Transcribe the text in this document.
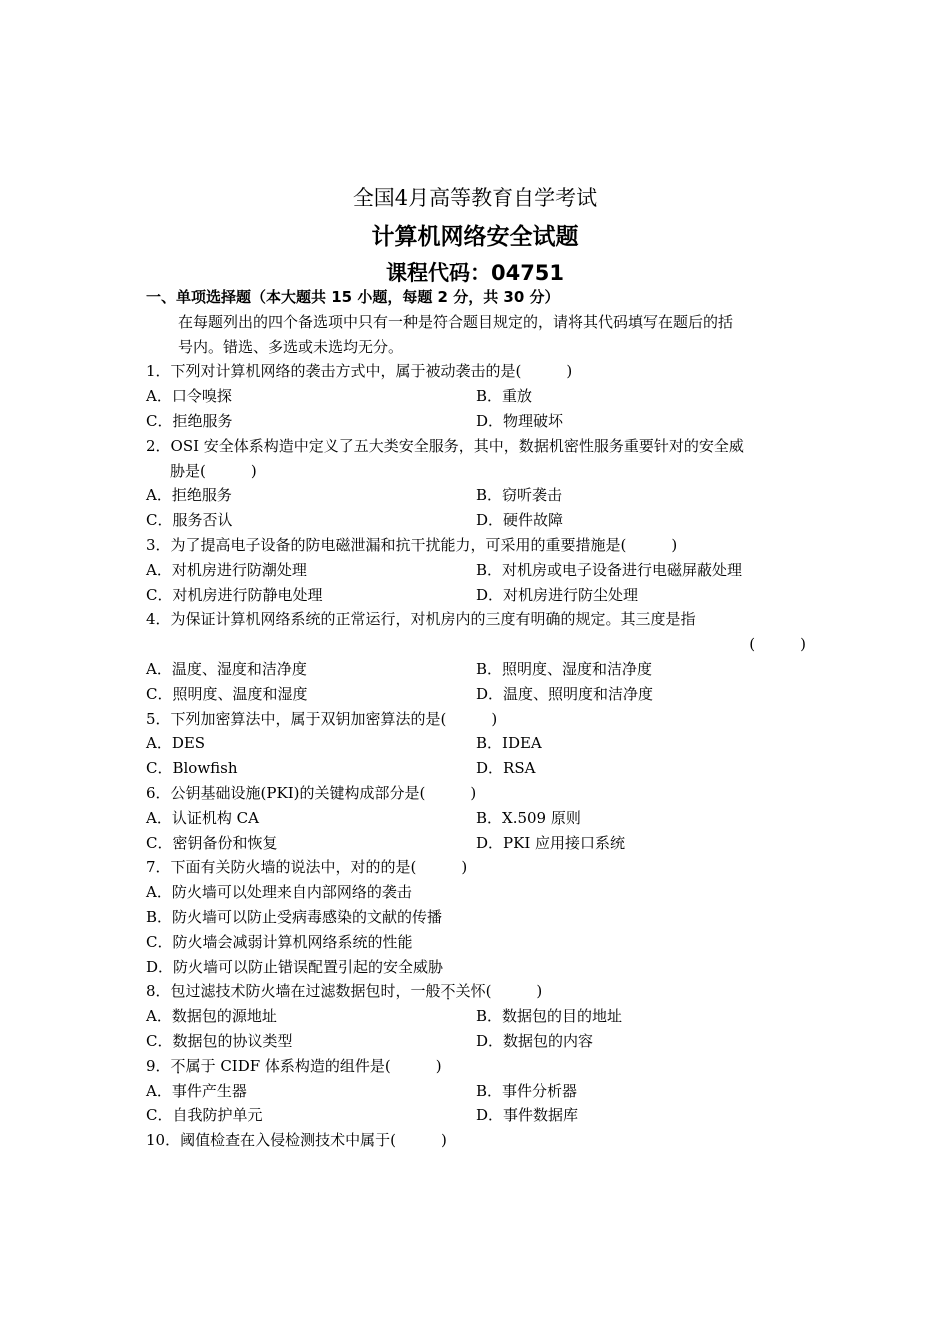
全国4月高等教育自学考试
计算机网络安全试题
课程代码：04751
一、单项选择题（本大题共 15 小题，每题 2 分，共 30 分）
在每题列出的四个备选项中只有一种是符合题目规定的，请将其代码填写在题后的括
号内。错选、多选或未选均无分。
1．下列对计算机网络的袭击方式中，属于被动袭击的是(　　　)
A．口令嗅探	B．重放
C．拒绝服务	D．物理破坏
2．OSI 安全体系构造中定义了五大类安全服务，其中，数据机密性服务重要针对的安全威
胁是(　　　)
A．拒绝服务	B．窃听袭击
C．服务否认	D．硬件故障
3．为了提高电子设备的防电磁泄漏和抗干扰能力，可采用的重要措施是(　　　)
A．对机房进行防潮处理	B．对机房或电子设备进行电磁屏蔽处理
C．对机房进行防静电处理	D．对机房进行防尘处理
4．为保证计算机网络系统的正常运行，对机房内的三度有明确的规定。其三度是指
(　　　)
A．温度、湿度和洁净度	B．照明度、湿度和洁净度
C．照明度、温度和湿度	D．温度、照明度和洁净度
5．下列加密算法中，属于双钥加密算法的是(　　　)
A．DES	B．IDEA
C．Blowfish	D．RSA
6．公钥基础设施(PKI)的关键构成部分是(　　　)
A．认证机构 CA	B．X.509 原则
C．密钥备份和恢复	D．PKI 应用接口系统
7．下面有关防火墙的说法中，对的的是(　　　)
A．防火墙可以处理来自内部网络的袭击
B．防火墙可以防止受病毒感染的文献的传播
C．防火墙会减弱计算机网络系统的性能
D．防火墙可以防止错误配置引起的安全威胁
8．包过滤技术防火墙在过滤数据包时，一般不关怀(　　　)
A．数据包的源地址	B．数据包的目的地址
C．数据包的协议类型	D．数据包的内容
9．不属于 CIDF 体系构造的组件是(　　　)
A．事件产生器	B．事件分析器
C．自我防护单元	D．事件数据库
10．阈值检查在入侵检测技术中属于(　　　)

========================

→ **PROBLEM TO WORK ON**
Omit any images, then output the listing exactly.

→ **THE SOLUTION**
Transcribe the text in this document.
全国4月高等教育自学考试
计算机网络安全试题
课程代码：04751
一、单项选择题（本大题共 15 小题，每题 2 分，共 30 分）
在每题列出的四个备选项中只有一种是符合题目规定的，请将其代码填写在题后的括
号内。错选、多选或未选均无分。
1．下列对计算机网络的袭击方式中，属于被动袭击的是(　　　)
A．口令嗅探	B．重放
C．拒绝服务	D．物理破坏
2．OSI 安全体系构造中定义了五大类安全服务，其中，数据机密性服务重要针对的安全威
胁是(　　　)
A．拒绝服务	B．窃听袭击
C．服务否认	D．硬件故障
3．为了提高电子设备的防电磁泄漏和抗干扰能力，可采用的重要措施是(　　　)
A．对机房进行防潮处理	B．对机房或电子设备进行电磁屏蔽处理
C．对机房进行防静电处理	D．对机房进行防尘处理
4．为保证计算机网络系统的正常运行，对机房内的三度有明确的规定。其三度是指
(　　　)
A．温度、湿度和洁净度	B．照明度、湿度和洁净度
C．照明度、温度和湿度	D．温度、照明度和洁净度
5．下列加密算法中，属于双钥加密算法的是(　　　)
A．DES	B．IDEA
C．Blowfish	D．RSA
6．公钥基础设施(PKI)的关键构成部分是(　　　)
A．认证机构 CA	B．X.509 原则
C．密钥备份和恢复	D．PKI 应用接口系统
7．下面有关防火墙的说法中，对的的是(　　　)
A．防火墙可以处理来自内部网络的袭击
B．防火墙可以防止受病毒感染的文献的传播
C．防火墙会减弱计算机网络系统的性能
D．防火墙可以防止错误配置引起的安全威胁
8．包过滤技术防火墙在过滤数据包时，一般不关怀(　　　)
A．数据包的源地址	B．数据包的目的地址
C．数据包的协议类型	D．数据包的内容
9．不属于 CIDF 体系构造的组件是(　　　)
A．事件产生器	B．事件分析器
C．自我防护单元	D．事件数据库
10．阈值检查在入侵检测技术中属于(　　　)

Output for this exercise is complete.